Write out the data below exactly as given, without any of its pictures.
********************
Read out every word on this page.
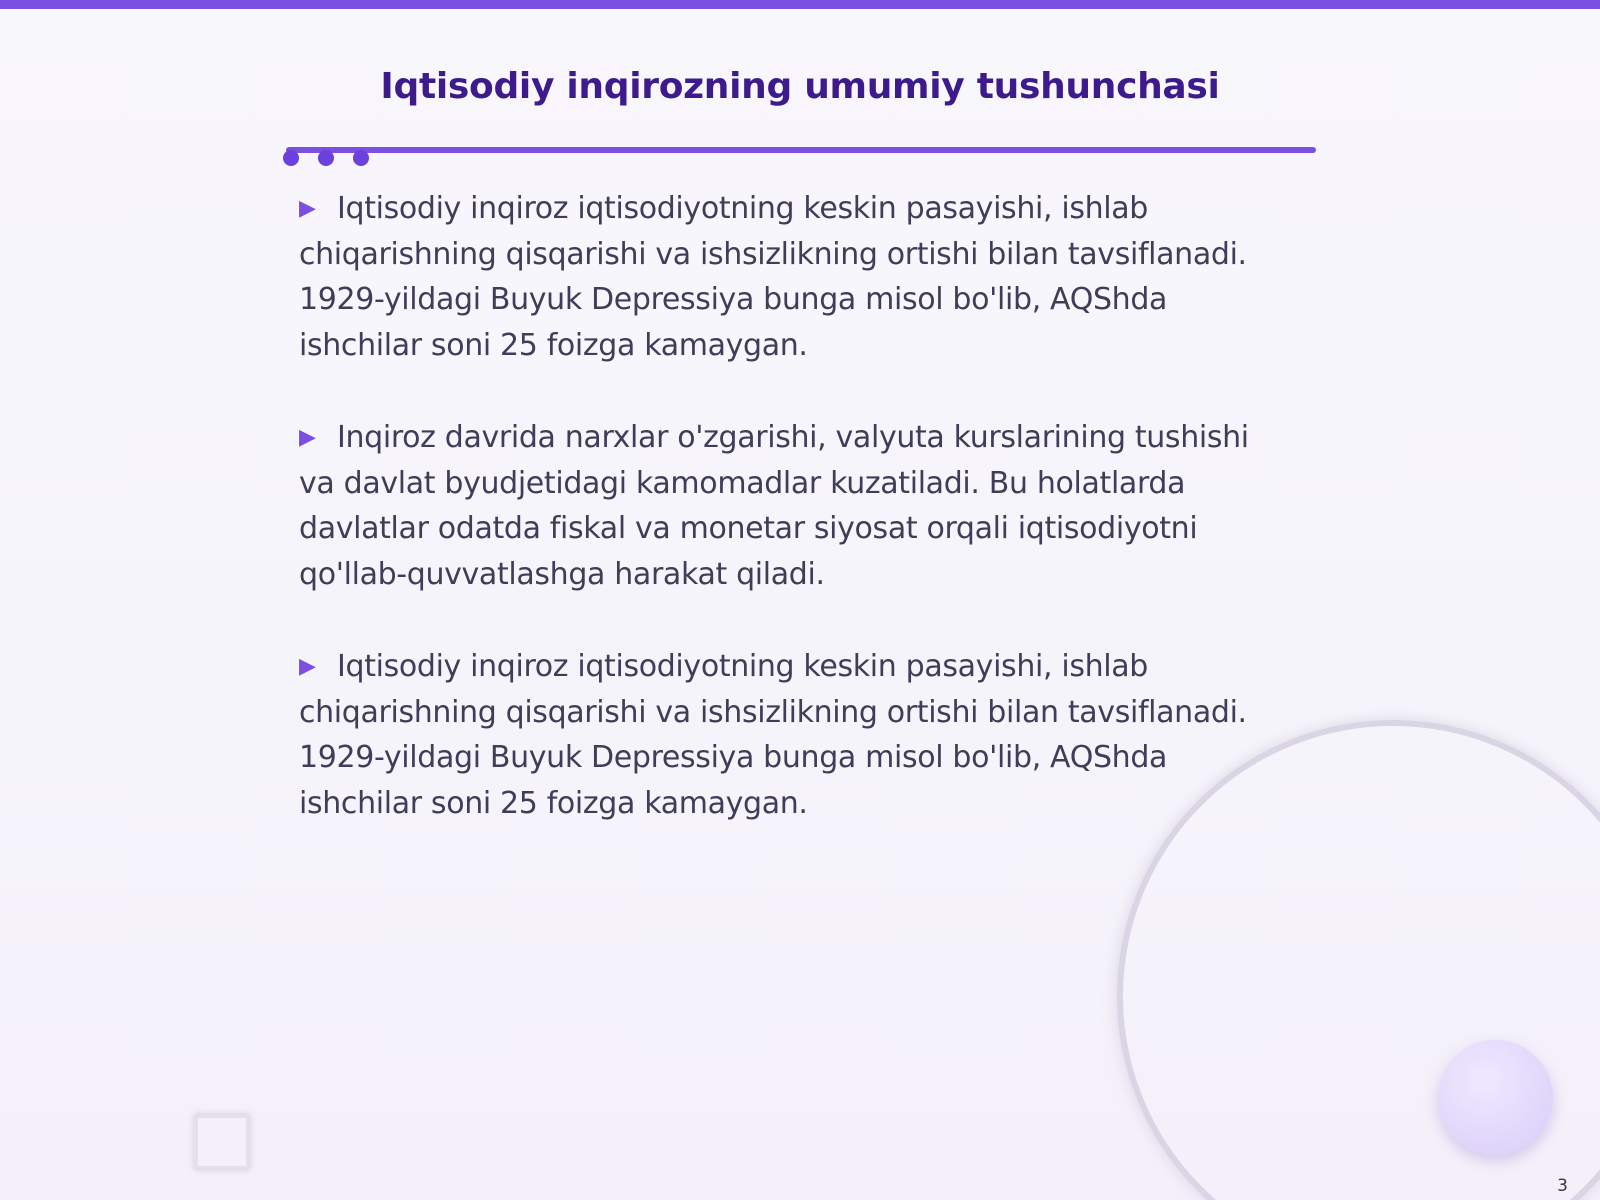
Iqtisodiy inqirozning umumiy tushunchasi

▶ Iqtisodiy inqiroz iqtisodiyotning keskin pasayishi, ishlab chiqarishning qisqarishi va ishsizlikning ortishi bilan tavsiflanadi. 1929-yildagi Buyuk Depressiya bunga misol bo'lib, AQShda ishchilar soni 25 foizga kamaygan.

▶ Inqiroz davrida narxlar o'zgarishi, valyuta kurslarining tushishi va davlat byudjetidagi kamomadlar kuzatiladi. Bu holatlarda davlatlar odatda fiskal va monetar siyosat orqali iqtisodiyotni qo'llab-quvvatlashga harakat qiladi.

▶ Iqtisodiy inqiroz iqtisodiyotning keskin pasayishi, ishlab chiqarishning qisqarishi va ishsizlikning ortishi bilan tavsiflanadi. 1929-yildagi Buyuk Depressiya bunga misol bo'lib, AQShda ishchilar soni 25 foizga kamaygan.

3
********************
▶ [Result of this task]
Read out every word on this page.
Iqtisodiy inqirozning umumiy tushunchasi

▶ Iqtisodiy inqiroz iqtisodiyotning keskin pasayishi, ishlab chiqarishning qisqarishi va ishsizlikning ortishi bilan tavsiflanadi. 1929-yildagi Buyuk Depressiya bunga misol bo'lib, AQShda ishchilar soni 25 foizga kamaygan.

▶ Inqiroz davrida narxlar o'zgarishi, valyuta kurslarining tushishi va davlat byudjetidagi kamomadlar kuzatiladi. Bu holatlarda davlatlar odatda fiskal va monetar siyosat orqali iqtisodiyotni qo'llab-quvvatlashga harakat qiladi.

▶ Iqtisodiy inqiroz iqtisodiyotning keskin pasayishi, ishlab chiqarishning qisqarishi va ishsizlikning ortishi bilan tavsiflanadi. 1929-yildagi Buyuk Depressiya bunga misol bo'lib, AQShda ishchilar soni 25 foizga kamaygan.

3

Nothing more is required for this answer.